(begin)

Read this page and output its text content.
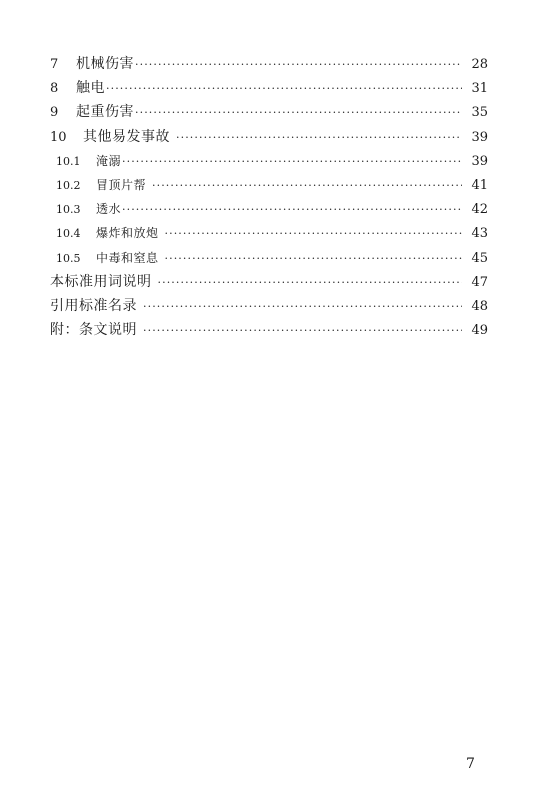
7	机械伤害 ·····	28
8	触电 ·····	31
9	起重伤害 ·····	35
10	其他易发事故 ·····	39
10.1	淹溺 ·····	39
10.2	冒顶片帮 ·····	41
10.3	透水 ·····	42
10.4	爆炸和放炮 ·····	43
10.5	中毒和窒息 ·····	45
本标准用词说明 ·····	47
引用标准名录 ·····	48
附：条文说明 ·····	49
7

(end)

• **Task prompt**:
Without including any pictures, output all the entries above exactly.

• **Final answer**:
Read this page and output its text content.
7	机械伤害 ·····	28
8	触电 ·····	31
9	起重伤害 ·····	35
10	其他易发事故 ·····	39
10.1	淹溺 ·····	39
10.2	冒顶片帮 ·····	41
10.3	透水 ·····	42
10.4	爆炸和放炮 ·····	43
10.5	中毒和窒息 ·····	45
本标准用词说明 ·····	47
引用标准名录 ·····	48
附：条文说明 ·····	49
7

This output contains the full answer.